Roger Brucker and Richard Watson, The Longest Cave
Nature and technology are for most people mutually exclusive realms. Many sympathize with Richard Louv's judgment in Last Child in the Woods that generations born since the 1970s are increasingly victims to what he calls "nature-deficit disorder."1 Predictably, Louv's primary culprits are television and the electronic devices that have come to occupy a disproportionate amount of our time—computers and game consoles in particular. Yet while [End Page 57] we may grant that Louv's work has sparked valuable efforts to reclaim wild land for the education and spiritual growth of children, a crucial problem remains in that Louv, like the nature-technology dichotomy itself, leaves little room for forms of media to be productive agents for social and environmental change.
Many of the benefits of the natural experiences Louv describes could be found in computer and video games: free, unstructured play without adult supervision; a chance to learn about natural processes and life cycles, or how people, animals, plants, and inorganic matter are connected; educated mentorship, or a guiding presence knowledgeable enough to provide more information about what one is experiencing; and hands-on activity with actual consequences. While game environments, no matter how lovingly realized, are not substitutes for direct experience of the natural world, more and more people are turning to virtual worlds not only for entertainment but also for challenge, companionship, and even civic participation—why not embrace and encourage game design in forms that recall our favorite modes of natural play?

==*==

**Prompt 1**
Recast the records as a numbered list, starting with their first line and going on through the line that contains "- tab-file[interactable]: File: [2, 36, 54, 60]", with blank lines left out.
The passage on nature and games and the records that follow it are unrelated material.

**Task inputs**
==*==

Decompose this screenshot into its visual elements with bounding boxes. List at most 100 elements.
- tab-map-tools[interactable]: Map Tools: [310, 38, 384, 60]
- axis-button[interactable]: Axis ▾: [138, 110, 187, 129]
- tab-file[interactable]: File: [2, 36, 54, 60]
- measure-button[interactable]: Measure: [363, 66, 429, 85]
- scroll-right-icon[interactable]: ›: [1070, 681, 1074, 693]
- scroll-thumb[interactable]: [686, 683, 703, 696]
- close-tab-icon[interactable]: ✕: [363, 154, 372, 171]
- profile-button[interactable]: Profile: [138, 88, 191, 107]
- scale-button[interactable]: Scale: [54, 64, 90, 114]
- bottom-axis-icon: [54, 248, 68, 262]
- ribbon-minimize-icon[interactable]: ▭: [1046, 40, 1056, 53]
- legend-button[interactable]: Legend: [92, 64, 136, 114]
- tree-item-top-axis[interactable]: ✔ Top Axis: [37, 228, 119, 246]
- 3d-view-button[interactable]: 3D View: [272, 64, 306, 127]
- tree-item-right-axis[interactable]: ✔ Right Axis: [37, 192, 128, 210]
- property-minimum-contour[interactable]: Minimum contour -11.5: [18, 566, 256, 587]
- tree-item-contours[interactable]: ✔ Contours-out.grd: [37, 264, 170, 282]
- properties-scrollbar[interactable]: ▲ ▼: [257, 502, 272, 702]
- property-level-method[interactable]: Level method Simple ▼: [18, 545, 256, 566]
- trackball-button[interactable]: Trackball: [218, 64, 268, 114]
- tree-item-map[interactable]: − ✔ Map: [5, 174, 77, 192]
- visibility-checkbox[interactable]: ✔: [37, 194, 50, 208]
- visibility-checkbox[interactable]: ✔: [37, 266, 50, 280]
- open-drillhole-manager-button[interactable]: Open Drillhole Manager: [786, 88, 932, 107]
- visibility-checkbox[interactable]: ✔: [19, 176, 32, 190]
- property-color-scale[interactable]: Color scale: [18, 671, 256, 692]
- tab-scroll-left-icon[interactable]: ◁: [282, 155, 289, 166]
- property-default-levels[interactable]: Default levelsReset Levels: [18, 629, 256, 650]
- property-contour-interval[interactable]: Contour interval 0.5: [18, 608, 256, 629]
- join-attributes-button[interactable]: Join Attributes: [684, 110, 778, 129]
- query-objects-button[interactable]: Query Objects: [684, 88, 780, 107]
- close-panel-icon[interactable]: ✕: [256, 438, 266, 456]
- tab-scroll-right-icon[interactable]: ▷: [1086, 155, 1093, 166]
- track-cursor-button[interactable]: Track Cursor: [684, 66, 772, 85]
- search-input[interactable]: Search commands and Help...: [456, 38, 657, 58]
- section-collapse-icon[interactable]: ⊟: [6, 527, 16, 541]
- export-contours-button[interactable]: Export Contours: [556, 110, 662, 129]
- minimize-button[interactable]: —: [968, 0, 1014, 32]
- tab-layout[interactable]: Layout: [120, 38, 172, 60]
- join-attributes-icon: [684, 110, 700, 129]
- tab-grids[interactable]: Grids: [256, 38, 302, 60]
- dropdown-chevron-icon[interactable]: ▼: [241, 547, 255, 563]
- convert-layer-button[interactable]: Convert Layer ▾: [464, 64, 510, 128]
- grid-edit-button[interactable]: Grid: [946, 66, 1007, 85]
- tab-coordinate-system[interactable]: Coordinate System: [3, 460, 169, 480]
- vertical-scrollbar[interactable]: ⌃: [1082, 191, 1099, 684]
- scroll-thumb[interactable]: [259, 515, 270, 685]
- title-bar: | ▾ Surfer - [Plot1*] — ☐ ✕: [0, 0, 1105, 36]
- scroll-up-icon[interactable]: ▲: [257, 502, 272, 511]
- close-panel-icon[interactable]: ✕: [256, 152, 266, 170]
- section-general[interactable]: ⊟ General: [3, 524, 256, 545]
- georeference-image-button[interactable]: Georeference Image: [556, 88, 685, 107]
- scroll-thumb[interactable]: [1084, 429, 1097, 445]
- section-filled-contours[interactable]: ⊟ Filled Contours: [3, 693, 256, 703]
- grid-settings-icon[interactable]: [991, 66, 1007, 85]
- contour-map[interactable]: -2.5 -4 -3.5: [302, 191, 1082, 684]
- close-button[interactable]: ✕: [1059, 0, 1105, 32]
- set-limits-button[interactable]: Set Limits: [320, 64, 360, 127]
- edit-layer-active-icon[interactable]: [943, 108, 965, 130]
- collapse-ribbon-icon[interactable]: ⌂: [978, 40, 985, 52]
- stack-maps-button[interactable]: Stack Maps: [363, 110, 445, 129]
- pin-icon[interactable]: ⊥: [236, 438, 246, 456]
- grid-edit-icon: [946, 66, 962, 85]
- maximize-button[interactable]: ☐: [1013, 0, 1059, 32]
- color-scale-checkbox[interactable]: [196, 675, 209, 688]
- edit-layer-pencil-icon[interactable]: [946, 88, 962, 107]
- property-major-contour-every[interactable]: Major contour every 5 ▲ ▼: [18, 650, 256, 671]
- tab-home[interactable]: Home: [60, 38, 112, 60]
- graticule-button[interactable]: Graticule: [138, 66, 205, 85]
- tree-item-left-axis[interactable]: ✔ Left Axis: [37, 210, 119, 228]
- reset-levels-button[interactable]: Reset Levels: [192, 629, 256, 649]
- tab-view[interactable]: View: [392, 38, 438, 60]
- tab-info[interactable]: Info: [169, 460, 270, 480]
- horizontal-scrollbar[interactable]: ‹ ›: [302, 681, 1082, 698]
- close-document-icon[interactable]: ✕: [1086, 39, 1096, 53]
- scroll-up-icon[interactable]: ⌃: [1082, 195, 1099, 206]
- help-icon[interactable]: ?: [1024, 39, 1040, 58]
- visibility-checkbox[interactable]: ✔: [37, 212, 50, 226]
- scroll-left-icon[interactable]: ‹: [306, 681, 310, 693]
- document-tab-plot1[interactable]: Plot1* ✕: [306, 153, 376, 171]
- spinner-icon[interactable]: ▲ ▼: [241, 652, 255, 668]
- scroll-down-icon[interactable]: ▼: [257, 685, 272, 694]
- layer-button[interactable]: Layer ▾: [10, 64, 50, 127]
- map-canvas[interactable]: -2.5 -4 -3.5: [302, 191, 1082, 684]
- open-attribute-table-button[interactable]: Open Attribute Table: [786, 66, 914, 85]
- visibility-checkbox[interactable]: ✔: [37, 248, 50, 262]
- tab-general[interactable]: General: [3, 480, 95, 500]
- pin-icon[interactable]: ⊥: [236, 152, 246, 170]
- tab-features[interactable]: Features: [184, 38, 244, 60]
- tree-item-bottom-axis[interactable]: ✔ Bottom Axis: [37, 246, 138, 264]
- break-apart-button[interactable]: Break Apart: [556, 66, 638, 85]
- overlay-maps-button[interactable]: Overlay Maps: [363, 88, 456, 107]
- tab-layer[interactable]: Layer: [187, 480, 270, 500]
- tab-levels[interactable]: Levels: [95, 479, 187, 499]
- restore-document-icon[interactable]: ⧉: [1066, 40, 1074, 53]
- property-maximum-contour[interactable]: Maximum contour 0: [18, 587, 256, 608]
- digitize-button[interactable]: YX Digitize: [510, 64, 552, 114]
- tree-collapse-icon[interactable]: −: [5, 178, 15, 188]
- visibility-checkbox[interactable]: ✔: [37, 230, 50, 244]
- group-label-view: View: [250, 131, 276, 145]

==*==

**Prompt 2**
In the passage on nature and games, swap "mutually exclusive" for "entirely separate" and write out the part starting with "Roger Brucker and" and going on through "and environmental change.".

**Exercise result 1**
1. Decompose this screenshot into its visual elements with bounding boxes. List at most 100 elements.
2. - tab-map-tools[interactable]: Map Tools: [310, 38, 384, 60]
3. - axis-button[interactable]: Axis ▾: [138, 110, 187, 129]
4. - tab-file[interactable]: File: [2, 36, 54, 60]

**Exercise result 2**
Roger Brucker and Richard Watson, The Longest Cave
Nature and technology are for most people entirely separate realms. Many sympathize with Richard Louv's judgment in Last Child in the Woods that generations born since the 1970s are increasingly victims to what he calls "nature-deficit disorder."1 Predictably, Louv's primary culprits are television and the electronic devices that have come to occupy a disproportionate amount of our time—computers and game consoles in particular. Yet while [End Page 57] we may grant that Louv's work has sparked valuable efforts to reclaim wild land for the education and spiritual growth of children, a crucial problem remains in that Louv, like the nature-technology dichotomy itself, leaves little room for forms of media to be productive agents for social and environmental change.